* [What the exercise asks]: Would you restate all the data that follows, word for word?
#### Data excerpts ####
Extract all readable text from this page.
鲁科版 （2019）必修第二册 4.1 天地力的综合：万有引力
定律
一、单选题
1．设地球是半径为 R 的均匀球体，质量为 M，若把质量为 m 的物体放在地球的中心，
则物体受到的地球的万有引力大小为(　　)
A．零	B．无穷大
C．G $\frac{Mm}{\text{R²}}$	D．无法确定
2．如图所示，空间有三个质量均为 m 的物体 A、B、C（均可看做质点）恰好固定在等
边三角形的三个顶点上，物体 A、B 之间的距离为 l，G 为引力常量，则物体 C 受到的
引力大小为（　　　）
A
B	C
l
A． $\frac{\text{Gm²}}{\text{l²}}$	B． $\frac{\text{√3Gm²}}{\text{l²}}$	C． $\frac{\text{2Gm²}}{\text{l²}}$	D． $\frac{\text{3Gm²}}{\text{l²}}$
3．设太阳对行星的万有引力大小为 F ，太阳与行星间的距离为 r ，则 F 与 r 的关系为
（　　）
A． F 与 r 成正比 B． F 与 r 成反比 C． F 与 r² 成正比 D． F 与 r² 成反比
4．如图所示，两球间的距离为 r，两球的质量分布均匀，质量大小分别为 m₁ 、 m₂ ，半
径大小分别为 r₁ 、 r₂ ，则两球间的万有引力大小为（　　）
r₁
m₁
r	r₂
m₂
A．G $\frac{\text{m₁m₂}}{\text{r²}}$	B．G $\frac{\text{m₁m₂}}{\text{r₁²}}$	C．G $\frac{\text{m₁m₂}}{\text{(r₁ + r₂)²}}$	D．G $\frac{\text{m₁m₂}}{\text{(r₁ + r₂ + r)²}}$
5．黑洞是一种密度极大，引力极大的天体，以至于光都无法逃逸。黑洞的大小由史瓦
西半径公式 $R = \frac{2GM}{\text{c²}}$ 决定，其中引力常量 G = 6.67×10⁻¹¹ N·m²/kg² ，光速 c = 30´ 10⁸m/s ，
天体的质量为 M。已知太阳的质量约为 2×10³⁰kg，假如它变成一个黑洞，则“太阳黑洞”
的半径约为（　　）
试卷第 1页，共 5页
####
* [Exercise answer]:
Extract all readable text from this page.
鲁科版 （2019）必修第二册 4.1 天地力的综合：万有引力
定律
一、单选题
1．设地球是半径为 R 的均匀球体，质量为 M，若把质量为 m 的物体放在地球的中心，
则物体受到的地球的万有引力大小为(　　)
A．零	B．无穷大
C．G $\frac{Mm}{\text{R²}}$	D．无法确定
2．如图所示，空间有三个质量均为 m 的物体 A、B、C（均可看做质点）恰好固定在等
边三角形的三个顶点上，物体 A、B 之间的距离为 l，G 为引力常量，则物体 C 受到的
引力大小为（　　　）
A
B	C
l
A． $\frac{\text{Gm²}}{\text{l²}}$	B． $\frac{\text{√3Gm²}}{\text{l²}}$	C． $\frac{\text{2Gm²}}{\text{l²}}$	D． $\frac{\text{3Gm²}}{\text{l²}}$
3．设太阳对行星的万有引力大小为 F ，太阳与行星间的距离为 r ，则 F 与 r 的关系为
（　　）
A． F 与 r 成正比 B． F 与 r 成反比 C． F 与 r² 成正比 D． F 与 r² 成反比
4．如图所示，两球间的距离为 r，两球的质量分布均匀，质量大小分别为 m₁ 、 m₂ ，半
径大小分别为 r₁ 、 r₂ ，则两球间的万有引力大小为（　　）
r₁
m₁
r	r₂
m₂
A．G $\frac{\text{m₁m₂}}{\text{r²}}$	B．G $\frac{\text{m₁m₂}}{\text{r₁²}}$	C．G $\frac{\text{m₁m₂}}{\text{(r₁ + r₂)²}}$	D．G $\frac{\text{m₁m₂}}{\text{(r₁ + r₂ + r)²}}$
5．黑洞是一种密度极大，引力极大的天体，以至于光都无法逃逸。黑洞的大小由史瓦
西半径公式 $R = \frac{2GM}{\text{c²}}$ 决定，其中引力常量 G = 6.67×10⁻¹¹ N·m²/kg² ，光速 c = 30´ 10⁸m/s ，
天体的质量为 M。已知太阳的质量约为 2×10³⁰kg，假如它变成一个黑洞，则“太阳黑洞”
的半径约为（　　）
试卷第 1页，共 5页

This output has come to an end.